_WHAT IS EXPECTED_. Pull out every line with the word "that".

_SUPPLIED RECORDS_.
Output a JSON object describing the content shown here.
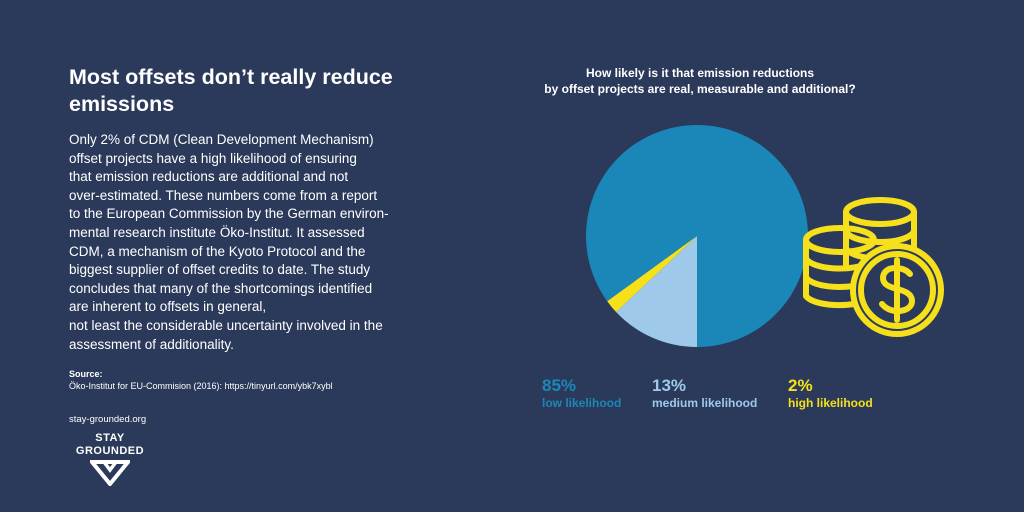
{
  "text": {
    "title": "Most offsets don’t really reduce emissions",
    "body": "Only 2% of CDM (Clean Development Mechanism)\noffset projects have a high likelihood of ensuring\nthat emission reductions are additional and not\nover-estimated. These numbers come from a report\nto the European Commission by the German environ-\nmental research institute Öko-Institut. It assessed\nCDM, a mechanism of the Kyoto Protocol and the\nbiggest supplier of offset credits to date. The study\nconcludes that many of the shortcomings identified\nare inherent to offsets in general,\nnot least the considerable uncertainty involved in the\nassessment of additionality.",
    "source_label": "Source:",
    "source_text": "Öko-Institut for EU-Commision (2016): https://tinyurl.com/ybk7xybl",
    "website": "stay-grounded.org",
    "logo_line1": "STAY",
    "logo_line2": "GROUNDED"
  },
  "chart_data": {
    "type": "pie",
    "title": "How likely is it that emission reductions by offset projects are real, measurable and additional?",
    "title_lines": [
      "How likely is it that emission reductions",
      "by offset projects are real, measurable and additional?"
    ],
    "slices": [
      {
        "label": "low likelihood",
        "value": 85,
        "display": "85%",
        "color": "#1a87b8"
      },
      {
        "label": "medium likelihood",
        "value": 13,
        "display": "13%",
        "color": "#9ec9ea"
      },
      {
        "label": "high likelihood",
        "value": 2,
        "display": "2%",
        "color": "#f5e01b"
      }
    ],
    "legend_placement": "bottom"
  },
  "colors": {
    "background": "#2b3a5a",
    "accent_yellow": "#f5e01b"
  },
  "icons": {
    "decoration": "coin-stacks-dollar-icon",
    "logo": "stay-grounded-chevron-logo"
  }
}
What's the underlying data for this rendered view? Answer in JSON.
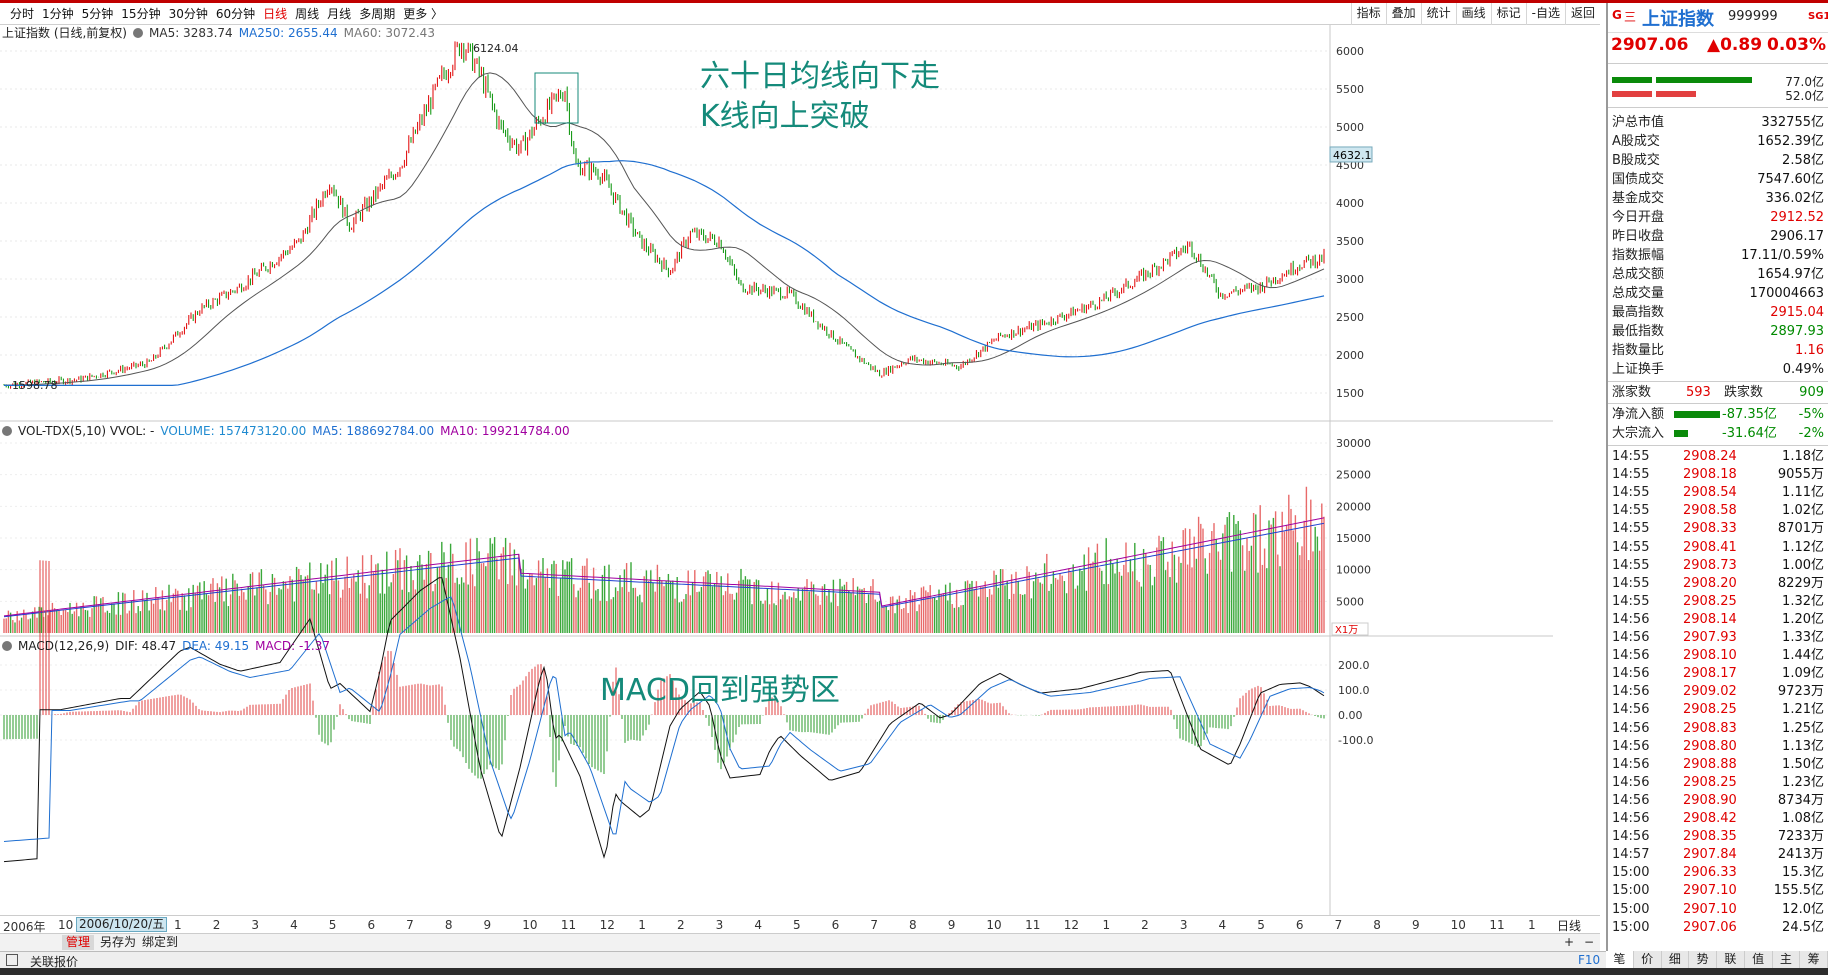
{
  "toolbar": {
    "periods": [
      "分时",
      "1分钟",
      "5分钟",
      "15分钟",
      "30分钟",
      "60分钟",
      "日线",
      "周线",
      "月线",
      "多周期",
      "更多 〉"
    ],
    "active_period": "日线",
    "right_tools": [
      "指标",
      "叠加",
      "统计",
      "画线",
      "标记",
      "-自选",
      "返回"
    ]
  },
  "main_chart": {
    "name": "上证指数 (日线,前复权)",
    "ma5": "MA5: 3283.74",
    "ma250": "MA250: 2655.44",
    "ma60": "MA60: 3072.43",
    "high_mark": "6124.04",
    "low_mark": "1598.78",
    "cursor_price": "4632.1",
    "y_ticks": [
      "6000",
      "5500",
      "5000",
      "4500",
      "4000",
      "3500",
      "3000",
      "2500",
      "2000",
      "1500"
    ]
  },
  "annotations": {
    "line1": "六十日均线向下走",
    "line2": "K线向上突破",
    "macd": "MACD回到强势区"
  },
  "vol_chart": {
    "name": "VOL-TDX(5,10) VVOL: -",
    "volume": "VOLUME: 157473120.00",
    "ma5": "MA5: 188692784.00",
    "ma10": "MA10: 199214784.00",
    "y_ticks": [
      "30000",
      "25000",
      "20000",
      "15000",
      "10000",
      "5000"
    ],
    "unit": "X1万"
  },
  "macd_chart": {
    "name": "MACD(12,26,9)",
    "dif": "DIF: 48.47",
    "dea": "DEA: 49.15",
    "macd": "MACD: -1.37",
    "y_ticks": [
      "200.0",
      "100.0",
      "0.00",
      "-100.0"
    ]
  },
  "date_axis": {
    "year": "2006年",
    "cursor_date": "2006/10/20/五",
    "months": [
      "10",
      "11",
      "12",
      "1",
      "2",
      "3",
      "4",
      "5",
      "6",
      "7",
      "8",
      "9",
      "10",
      "11",
      "12",
      "1",
      "2",
      "3",
      "4",
      "5",
      "6",
      "7",
      "8",
      "9",
      "10",
      "11",
      "12",
      "1",
      "2",
      "3",
      "4",
      "5",
      "6",
      "7",
      "8",
      "9",
      "10",
      "11",
      "1"
    ],
    "mode": "日线"
  },
  "bottom_buttons": [
    "管理",
    "另存为",
    "绑定到"
  ],
  "status": {
    "label": "关联报价",
    "f10": "F10"
  },
  "info": {
    "badge": "G",
    "menu": "三",
    "title": "上证指数",
    "code": "999999",
    "tag": "SG1",
    "price": "2907.06",
    "change": "▲0.89",
    "pct": "0.03%",
    "buy_vol": "77.0亿",
    "sell_vol": "52.0亿",
    "rows": [
      {
        "k": "沪总市值",
        "v": "332755亿",
        "c": "blk"
      },
      {
        "k": "A股成交",
        "v": "1652.39亿",
        "c": "blk"
      },
      {
        "k": "B股成交",
        "v": "2.58亿",
        "c": "blk"
      },
      {
        "k": "国债成交",
        "v": "7547.60亿",
        "c": "blk"
      },
      {
        "k": "基金成交",
        "v": "336.02亿",
        "c": "blk"
      },
      {
        "k": "今日开盘",
        "v": "2912.52",
        "c": "red"
      },
      {
        "k": "昨日收盘",
        "v": "2906.17",
        "c": "blk"
      },
      {
        "k": "指数振幅",
        "v": "17.11/0.59%",
        "c": "blk"
      },
      {
        "k": "总成交额",
        "v": "1654.97亿",
        "c": "blk"
      },
      {
        "k": "总成交量",
        "v": "170004663",
        "c": "blk"
      },
      {
        "k": "最高指数",
        "v": "2915.04",
        "c": "red"
      },
      {
        "k": "最低指数",
        "v": "2897.93",
        "c": "green"
      },
      {
        "k": "指数量比",
        "v": "1.16",
        "c": "red"
      },
      {
        "k": "上证换手",
        "v": "0.49%",
        "c": "blk"
      }
    ],
    "up_label": "涨家数",
    "up": "593",
    "down_label": "跌家数",
    "down": "909",
    "flow_label": "净流入额",
    "flow": "-87.35亿",
    "flow_pct": "-5%",
    "block_label": "大宗流入",
    "block": "-31.64亿",
    "block_pct": "-2%",
    "ticks": [
      {
        "t": "14:55",
        "p": "2908.24",
        "q": "1.18亿"
      },
      {
        "t": "14:55",
        "p": "2908.18",
        "q": "9055万"
      },
      {
        "t": "14:55",
        "p": "2908.54",
        "q": "1.11亿"
      },
      {
        "t": "14:55",
        "p": "2908.58",
        "q": "1.02亿"
      },
      {
        "t": "14:55",
        "p": "2908.33",
        "q": "8701万"
      },
      {
        "t": "14:55",
        "p": "2908.41",
        "q": "1.12亿"
      },
      {
        "t": "14:55",
        "p": "2908.73",
        "q": "1.00亿"
      },
      {
        "t": "14:55",
        "p": "2908.20",
        "q": "8229万"
      },
      {
        "t": "14:55",
        "p": "2908.25",
        "q": "1.32亿"
      },
      {
        "t": "14:56",
        "p": "2908.14",
        "q": "1.20亿"
      },
      {
        "t": "14:56",
        "p": "2907.93",
        "q": "1.33亿"
      },
      {
        "t": "14:56",
        "p": "2908.10",
        "q": "1.44亿"
      },
      {
        "t": "14:56",
        "p": "2908.17",
        "q": "1.09亿"
      },
      {
        "t": "14:56",
        "p": "2909.02",
        "q": "9723万"
      },
      {
        "t": "14:56",
        "p": "2908.25",
        "q": "1.21亿"
      },
      {
        "t": "14:56",
        "p": "2908.83",
        "q": "1.25亿"
      },
      {
        "t": "14:56",
        "p": "2908.80",
        "q": "1.13亿"
      },
      {
        "t": "14:56",
        "p": "2908.88",
        "q": "1.50亿"
      },
      {
        "t": "14:56",
        "p": "2908.25",
        "q": "1.23亿"
      },
      {
        "t": "14:56",
        "p": "2908.90",
        "q": "8734万"
      },
      {
        "t": "14:56",
        "p": "2908.42",
        "q": "1.08亿"
      },
      {
        "t": "14:56",
        "p": "2908.35",
        "q": "7233万"
      },
      {
        "t": "14:57",
        "p": "2907.84",
        "q": "2413万"
      },
      {
        "t": "15:00",
        "p": "2906.33",
        "q": "15.3亿"
      },
      {
        "t": "15:00",
        "p": "2907.10",
        "q": "155.5亿"
      },
      {
        "t": "15:00",
        "p": "2907.10",
        "q": "12.0亿"
      },
      {
        "t": "15:00",
        "p": "2907.06",
        "q": "24.5亿"
      }
    ],
    "tabs": [
      "笔",
      "价",
      "细",
      "势",
      "联",
      "值",
      "主",
      "筹"
    ]
  },
  "colors": {
    "up": "#e00000",
    "down": "#009000",
    "ma60": "#555555",
    "ma250": "#1f6fd0",
    "annot": "#148a7a"
  }
}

_SOLUTION FOR THIS EXERCISE_.
    "body": "Only 2% of CDM (Clean Development Mechanism)\noffset projects have a high likelihood of ensuring\nthat emission reductions are additional and not\nover-estimated. These numbers come from a report\nto the European Commission by the German environ-\nmental research institute Öko-Institut. It assessed\nCDM, a mechanism of the Kyoto Protocol and the\nbiggest supplier of offset credits to date. The study\nconcludes that many of the shortcomings identified\nare inherent to offsets in general,\nnot least the considerable uncertainty involved in the\nassessment of additionality.",
    "title": "How likely is it that emission reductions by offset projects are real, measurable and additional?",
      "How likely is it that emission reductions",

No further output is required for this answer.